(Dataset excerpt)
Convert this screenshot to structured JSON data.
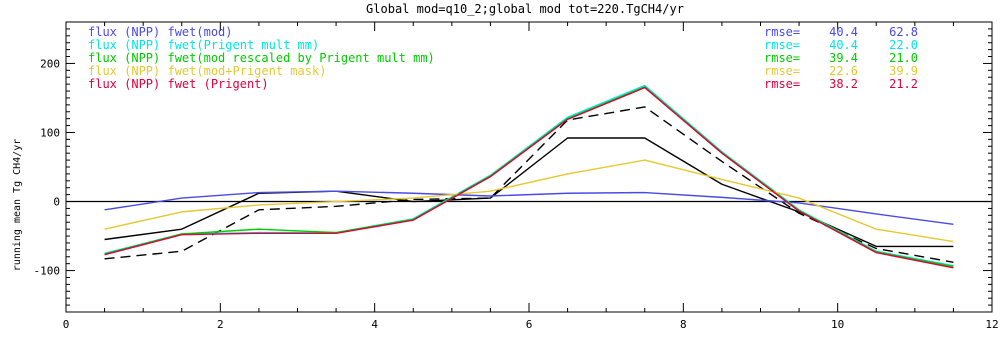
{
  "chart_data": {
    "type": "line",
    "title": "Global mod=q10_2;global mod tot=220.TgCH4/yr",
    "xlabel": "",
    "ylabel": "running mean Tg CH4/yr",
    "xlim": [
      0,
      12
    ],
    "ylim": [
      -160,
      260
    ],
    "x_ticks": [
      0,
      2,
      4,
      6,
      8,
      10,
      12
    ],
    "y_ticks": [
      -100,
      0,
      100,
      200
    ],
    "x": [
      0.5,
      1.5,
      2.5,
      3.5,
      4.5,
      5.5,
      6.5,
      7.5,
      8.5,
      9.5,
      10.5,
      11.5
    ],
    "series": [
      {
        "name": "flux (NPP) fwet(mod)",
        "color": "#4a4ae6",
        "rmse": "40.4",
        "rmse2": "62.8",
        "values": [
          -12,
          5,
          13,
          15,
          12,
          8,
          12,
          13,
          6,
          -2,
          -18,
          -33
        ]
      },
      {
        "name": "flux (NPP) fwet(Prigent mult mm)",
        "color": "#00e6e6",
        "rmse": "40.4",
        "rmse2": "22.0",
        "values": [
          -75,
          -47,
          -45,
          -45,
          -25,
          38,
          122,
          168,
          72,
          -12,
          -72,
          -93
        ]
      },
      {
        "name": "flux (NPP) fwet(mod rescaled by Prigent mult mm)",
        "color": "#00cc00",
        "rmse": "39.4",
        "rmse2": "21.0",
        "values": [
          -76,
          -47,
          -40,
          -45,
          -26,
          37,
          120,
          166,
          71,
          -13,
          -73,
          -94
        ]
      },
      {
        "name": "flux (NPP) fwet(mod+Prigent mask)",
        "color": "#e6c830",
        "rmse": "22.6",
        "rmse2": "39.9",
        "values": [
          -40,
          -15,
          -5,
          0,
          5,
          15,
          40,
          60,
          32,
          5,
          -40,
          -58
        ]
      },
      {
        "name": "flux (NPP) fwet (Prigent)",
        "color": "#e0003c",
        "rmse": "38.2",
        "rmse2": "21.2",
        "values": [
          -77,
          -48,
          -46,
          -46,
          -27,
          36,
          119,
          165,
          70,
          -14,
          -74,
          -96
        ]
      },
      {
        "name": "",
        "color": "#000000",
        "dash": "10 6",
        "legend": false,
        "values": [
          -83,
          -72,
          -12,
          -7,
          3,
          5,
          118,
          137,
          58,
          -17,
          -68,
          -88
        ]
      },
      {
        "name": "",
        "color": "#000000",
        "legend": false,
        "values": [
          -55,
          -40,
          12,
          15,
          0,
          5,
          92,
          92,
          25,
          -15,
          -65,
          -65
        ]
      }
    ],
    "zero_line": true,
    "grid": false,
    "legend_position": "top"
  }
}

◆ Written task: Repeat the material exactly as it reads, without any of its pictures.

◆ Result of this exercise:
Convert this screenshot to structured JSON data.
{
  "chart_data": {
    "type": "line",
    "title": "Global mod=q10_2;global mod tot=220.TgCH4/yr",
    "xlabel": "",
    "ylabel": "running mean Tg CH4/yr",
    "xlim": [
      0,
      12
    ],
    "ylim": [
      -160,
      260
    ],
    "x_ticks": [
      0,
      2,
      4,
      6,
      8,
      10,
      12
    ],
    "y_ticks": [
      -100,
      0,
      100,
      200
    ],
    "x": [
      0.5,
      1.5,
      2.5,
      3.5,
      4.5,
      5.5,
      6.5,
      7.5,
      8.5,
      9.5,
      10.5,
      11.5
    ],
    "series": [
      {
        "name": "flux (NPP) fwet(mod)",
        "color": "#4a4ae6",
        "rmse": "40.4",
        "rmse2": "62.8",
        "values": [
          -12,
          5,
          13,
          15,
          12,
          8,
          12,
          13,
          6,
          -2,
          -18,
          -33
        ]
      },
      {
        "name": "flux (NPP) fwet(Prigent mult mm)",
        "color": "#00e6e6",
        "rmse": "40.4",
        "rmse2": "22.0",
        "values": [
          -75,
          -47,
          -45,
          -45,
          -25,
          38,
          122,
          168,
          72,
          -12,
          -72,
          -93
        ]
      },
      {
        "name": "flux (NPP) fwet(mod rescaled by Prigent mult mm)",
        "color": "#00cc00",
        "rmse": "39.4",
        "rmse2": "21.0",
        "values": [
          -76,
          -47,
          -40,
          -45,
          -26,
          37,
          120,
          166,
          71,
          -13,
          -73,
          -94
        ]
      },
      {
        "name": "flux (NPP) fwet(mod+Prigent mask)",
        "color": "#e6c830",
        "rmse": "22.6",
        "rmse2": "39.9",
        "values": [
          -40,
          -15,
          -5,
          0,
          5,
          15,
          40,
          60,
          32,
          5,
          -40,
          -58
        ]
      },
      {
        "name": "flux (NPP) fwet (Prigent)",
        "color": "#e0003c",
        "rmse": "38.2",
        "rmse2": "21.2",
        "values": [
          -77,
          -48,
          -46,
          -46,
          -27,
          36,
          119,
          165,
          70,
          -14,
          -74,
          -96
        ]
      },
      {
        "name": "",
        "color": "#000000",
        "dash": "10 6",
        "legend": false,
        "values": [
          -83,
          -72,
          -12,
          -7,
          3,
          5,
          118,
          137,
          58,
          -17,
          -68,
          -88
        ]
      },
      {
        "name": "",
        "color": "#000000",
        "legend": false,
        "values": [
          -55,
          -40,
          12,
          15,
          0,
          5,
          92,
          92,
          25,
          -15,
          -65,
          -65
        ]
      }
    ],
    "zero_line": true,
    "grid": false,
    "legend_position": "top"
  }
}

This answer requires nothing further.